Collection entries:
● ● ● ● ● ● ●
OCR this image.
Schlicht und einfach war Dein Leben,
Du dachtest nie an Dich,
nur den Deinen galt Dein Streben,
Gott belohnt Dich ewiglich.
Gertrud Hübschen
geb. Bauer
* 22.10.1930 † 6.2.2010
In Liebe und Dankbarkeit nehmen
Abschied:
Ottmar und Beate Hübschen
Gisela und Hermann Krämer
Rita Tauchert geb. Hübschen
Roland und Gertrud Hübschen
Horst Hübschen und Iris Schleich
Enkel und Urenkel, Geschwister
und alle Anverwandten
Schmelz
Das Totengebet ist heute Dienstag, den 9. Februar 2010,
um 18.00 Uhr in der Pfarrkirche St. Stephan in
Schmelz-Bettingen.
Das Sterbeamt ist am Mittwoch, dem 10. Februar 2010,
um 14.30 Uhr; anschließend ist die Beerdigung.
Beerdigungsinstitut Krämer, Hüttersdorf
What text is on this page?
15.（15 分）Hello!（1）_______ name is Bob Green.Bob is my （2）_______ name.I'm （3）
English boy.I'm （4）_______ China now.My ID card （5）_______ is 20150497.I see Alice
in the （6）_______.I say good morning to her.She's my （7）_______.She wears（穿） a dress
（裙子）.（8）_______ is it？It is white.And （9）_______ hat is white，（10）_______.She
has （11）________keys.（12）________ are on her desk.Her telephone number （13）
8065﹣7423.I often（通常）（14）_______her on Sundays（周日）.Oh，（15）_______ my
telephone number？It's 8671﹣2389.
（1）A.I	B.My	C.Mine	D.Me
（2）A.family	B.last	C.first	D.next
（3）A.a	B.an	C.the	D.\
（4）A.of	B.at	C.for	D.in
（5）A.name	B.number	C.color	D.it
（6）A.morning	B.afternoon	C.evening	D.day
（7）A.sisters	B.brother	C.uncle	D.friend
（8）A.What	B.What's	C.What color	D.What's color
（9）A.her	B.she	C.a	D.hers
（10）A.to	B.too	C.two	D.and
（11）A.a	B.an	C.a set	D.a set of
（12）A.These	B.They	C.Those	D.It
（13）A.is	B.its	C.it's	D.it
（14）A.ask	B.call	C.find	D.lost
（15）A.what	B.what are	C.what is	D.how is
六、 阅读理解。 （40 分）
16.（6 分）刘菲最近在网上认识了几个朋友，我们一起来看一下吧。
● ● ● ● ● ● ●
OBJECTIVE: Repeat each record in full; every line must match exactly.

EXERCISE SOLUTION:
OCR this image.
Schlicht und einfach war Dein Leben,
Du dachtest nie an Dich,
nur den Deinen galt Dein Streben,
Gott belohnt Dich ewiglich.
Gertrud Hübschen
geb. Bauer
* 22.10.1930 † 6.2.2010
In Liebe und Dankbarkeit nehmen
Abschied:
Ottmar und Beate Hübschen
Gisela und Hermann Krämer
Rita Tauchert geb. Hübschen
Roland und Gertrud Hübschen
Horst Hübschen und Iris Schleich
Enkel und Urenkel, Geschwister
und alle Anverwandten
Schmelz
Das Totengebet ist heute Dienstag, den 9. Februar 2010,
um 18.00 Uhr in der Pfarrkirche St. Stephan in
Schmelz-Bettingen.
Das Sterbeamt ist am Mittwoch, dem 10. Februar 2010,
um 14.30 Uhr; anschließend ist die Beerdigung.
Beerdigungsinstitut Krämer, Hüttersdorf
What text is on this page?
15.（15 分）Hello!（1）_______ name is Bob Green.Bob is my （2）_______ name.I'm （3）
English boy.I'm （4）_______ China now.My ID card （5）_______ is 20150497.I see Alice
in the （6）_______.I say good morning to her.She's my （7）_______.She wears（穿） a dress
（裙子）.（8）_______ is it？It is white.And （9）_______ hat is white，（10）_______.She
has （11）________keys.（12）________ are on her desk.Her telephone number （13）
8065﹣7423.I often（通常）（14）_______her on Sundays（周日）.Oh，（15）_______ my
telephone number？It's 8671﹣2389.
（1）A.I	B.My	C.Mine	D.Me
（2）A.family	B.last	C.first	D.next
（3）A.a	B.an	C.the	D.\
（4）A.of	B.at	C.for	D.in
（5）A.name	B.number	C.color	D.it
（6）A.morning	B.afternoon	C.evening	D.day
（7）A.sisters	B.brother	C.uncle	D.friend
（8）A.What	B.What's	C.What color	D.What's color
（9）A.her	B.she	C.a	D.hers
（10）A.to	B.too	C.two	D.and
（11）A.a	B.an	C.a set	D.a set of
（12）A.These	B.They	C.Those	D.It
（13）A.is	B.its	C.it's	D.it
（14）A.ask	B.call	C.find	D.lost
（15）A.what	B.what are	C.what is	D.how is
六、 阅读理解。 （40 分）
16.（6 分）刘菲最近在网上认识了几个朋友，我们一起来看一下吧。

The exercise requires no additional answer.